Items from a data source:
----

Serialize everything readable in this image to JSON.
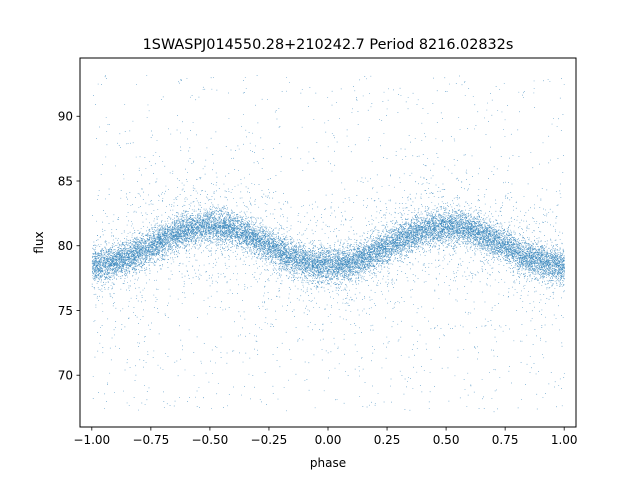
{
  "chart_data": {
    "type": "scatter",
    "title": "1SWASPJ014550.28+210242.7 Period 8216.02832s",
    "xlabel": "phase",
    "ylabel": "flux",
    "xlim": [
      -1.05,
      1.05
    ],
    "ylim": [
      66.0,
      94.5
    ],
    "x_ticks": [
      -1.0,
      -0.75,
      -0.5,
      -0.25,
      0.0,
      0.25,
      0.5,
      0.75,
      1.0
    ],
    "x_tick_labels": [
      "−1.00",
      "−0.75",
      "−0.50",
      "−0.25",
      "0.00",
      "0.25",
      "0.50",
      "0.75",
      "1.00"
    ],
    "y_ticks": [
      70,
      75,
      80,
      85,
      90
    ],
    "y_tick_labels": [
      "70",
      "75",
      "80",
      "85",
      "90"
    ],
    "grid": false,
    "legend": false,
    "marker_color": "#1f77b4",
    "series": [
      {
        "phase_range": [
          -1.0,
          1.0
        ],
        "mean_flux": 80.0,
        "amplitude": 1.5,
        "min_flux_phase": [
          0.0,
          -1.0,
          1.0
        ],
        "max_flux_phase": [
          -0.5,
          0.5
        ],
        "point_count": 20000
      }
    ]
  }
}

----

**REQUIREMENT**: Omit the pictures, and quote the material above exactly as given.

**FINAL RESULT**:
Serialize everything readable in this image to JSON.
{
  "chart_data": {
    "type": "scatter",
    "title": "1SWASPJ014550.28+210242.7 Period 8216.02832s",
    "xlabel": "phase",
    "ylabel": "flux",
    "xlim": [
      -1.05,
      1.05
    ],
    "ylim": [
      66.0,
      94.5
    ],
    "x_ticks": [
      -1.0,
      -0.75,
      -0.5,
      -0.25,
      0.0,
      0.25,
      0.5,
      0.75,
      1.0
    ],
    "x_tick_labels": [
      "−1.00",
      "−0.75",
      "−0.50",
      "−0.25",
      "0.00",
      "0.25",
      "0.50",
      "0.75",
      "1.00"
    ],
    "y_ticks": [
      70,
      75,
      80,
      85,
      90
    ],
    "y_tick_labels": [
      "70",
      "75",
      "80",
      "85",
      "90"
    ],
    "grid": false,
    "legend": false,
    "marker_color": "#1f77b4",
    "series": [
      {
        "phase_range": [
          -1.0,
          1.0
        ],
        "mean_flux": 80.0,
        "amplitude": 1.5,
        "min_flux_phase": [
          0.0,
          -1.0,
          1.0
        ],
        "max_flux_phase": [
          -0.5,
          0.5
        ],
        "point_count": 20000
      }
    ]
  }
}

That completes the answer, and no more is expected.